> [Data for this task]:
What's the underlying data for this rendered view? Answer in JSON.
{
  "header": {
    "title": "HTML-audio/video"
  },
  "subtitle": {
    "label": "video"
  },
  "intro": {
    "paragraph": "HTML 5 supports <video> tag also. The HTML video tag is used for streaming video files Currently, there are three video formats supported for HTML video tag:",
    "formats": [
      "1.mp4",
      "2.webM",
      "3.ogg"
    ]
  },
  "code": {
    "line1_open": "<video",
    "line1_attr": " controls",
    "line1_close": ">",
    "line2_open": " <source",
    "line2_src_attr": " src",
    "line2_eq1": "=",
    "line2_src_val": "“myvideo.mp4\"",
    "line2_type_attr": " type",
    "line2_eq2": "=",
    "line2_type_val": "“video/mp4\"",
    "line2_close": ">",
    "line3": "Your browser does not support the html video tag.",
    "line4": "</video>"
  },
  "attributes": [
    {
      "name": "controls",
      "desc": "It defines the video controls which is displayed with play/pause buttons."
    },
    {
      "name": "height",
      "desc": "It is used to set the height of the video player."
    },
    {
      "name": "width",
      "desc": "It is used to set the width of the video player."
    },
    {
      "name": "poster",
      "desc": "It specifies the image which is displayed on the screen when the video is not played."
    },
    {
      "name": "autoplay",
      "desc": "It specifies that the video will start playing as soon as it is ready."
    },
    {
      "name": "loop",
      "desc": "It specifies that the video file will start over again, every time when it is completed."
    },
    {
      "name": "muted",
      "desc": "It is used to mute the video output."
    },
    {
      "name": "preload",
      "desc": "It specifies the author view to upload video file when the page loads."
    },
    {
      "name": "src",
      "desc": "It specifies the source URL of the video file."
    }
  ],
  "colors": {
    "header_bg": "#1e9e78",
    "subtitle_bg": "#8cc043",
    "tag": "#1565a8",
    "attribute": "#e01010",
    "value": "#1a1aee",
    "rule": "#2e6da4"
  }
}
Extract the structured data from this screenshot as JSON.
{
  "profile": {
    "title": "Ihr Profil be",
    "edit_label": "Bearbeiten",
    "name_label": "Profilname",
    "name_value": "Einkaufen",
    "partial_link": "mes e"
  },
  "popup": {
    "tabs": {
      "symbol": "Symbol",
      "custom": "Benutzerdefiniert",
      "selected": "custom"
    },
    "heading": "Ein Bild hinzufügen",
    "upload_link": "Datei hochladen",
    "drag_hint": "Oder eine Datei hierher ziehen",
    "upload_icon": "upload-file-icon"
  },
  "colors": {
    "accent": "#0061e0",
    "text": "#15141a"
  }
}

> [Task to complete]: Each record should come back exactly as written.

> [Full solution]:
What's the underlying data for this rendered view? Answer in JSON.
{
  "header": {
    "title": "HTML-audio/video"
  },
  "subtitle": {
    "label": "video"
  },
  "intro": {
    "paragraph": "HTML 5 supports <video> tag also. The HTML video tag is used for streaming video files Currently, there are three video formats supported for HTML video tag:",
    "formats": [
      "1.mp4",
      "2.webM",
      "3.ogg"
    ]
  },
  "code": {
    "line1_open": "<video",
    "line1_attr": " controls",
    "line1_close": ">",
    "line2_open": " <source",
    "line2_src_attr": " src",
    "line2_eq1": "=",
    "line2_src_val": "“myvideo.mp4\"",
    "line2_type_attr": " type",
    "line2_eq2": "=",
    "line2_type_val": "“video/mp4\"",
    "line2_close": ">",
    "line3": "Your browser does not support the html video tag.",
    "line4": "</video>"
  },
  "attributes": [
    {
      "name": "controls",
      "desc": "It defines the video controls which is displayed with play/pause buttons."
    },
    {
      "name": "height",
      "desc": "It is used to set the height of the video player."
    },
    {
      "name": "width",
      "desc": "It is used to set the width of the video player."
    },
    {
      "name": "poster",
      "desc": "It specifies the image which is displayed on the screen when the video is not played."
    },
    {
      "name": "autoplay",
      "desc": "It specifies that the video will start playing as soon as it is ready."
    },
    {
      "name": "loop",
      "desc": "It specifies that the video file will start over again, every time when it is completed."
    },
    {
      "name": "muted",
      "desc": "It is used to mute the video output."
    },
    {
      "name": "preload",
      "desc": "It specifies the author view to upload video file when the page loads."
    },
    {
      "name": "src",
      "desc": "It specifies the source URL of the video file."
    }
  ],
  "colors": {
    "header_bg": "#1e9e78",
    "subtitle_bg": "#8cc043",
    "tag": "#1565a8",
    "attribute": "#e01010",
    "value": "#1a1aee",
    "rule": "#2e6da4"
  }
}
Extract the structured data from this screenshot as JSON.
{
  "profile": {
    "title": "Ihr Profil be",
    "edit_label": "Bearbeiten",
    "name_label": "Profilname",
    "name_value": "Einkaufen",
    "partial_link": "mes e"
  },
  "popup": {
    "tabs": {
      "symbol": "Symbol",
      "custom": "Benutzerdefiniert",
      "selected": "custom"
    },
    "heading": "Ein Bild hinzufügen",
    "upload_link": "Datei hochladen",
    "drag_hint": "Oder eine Datei hierher ziehen",
    "upload_icon": "upload-file-icon"
  },
  "colors": {
    "accent": "#0061e0",
    "text": "#15141a"
  }
}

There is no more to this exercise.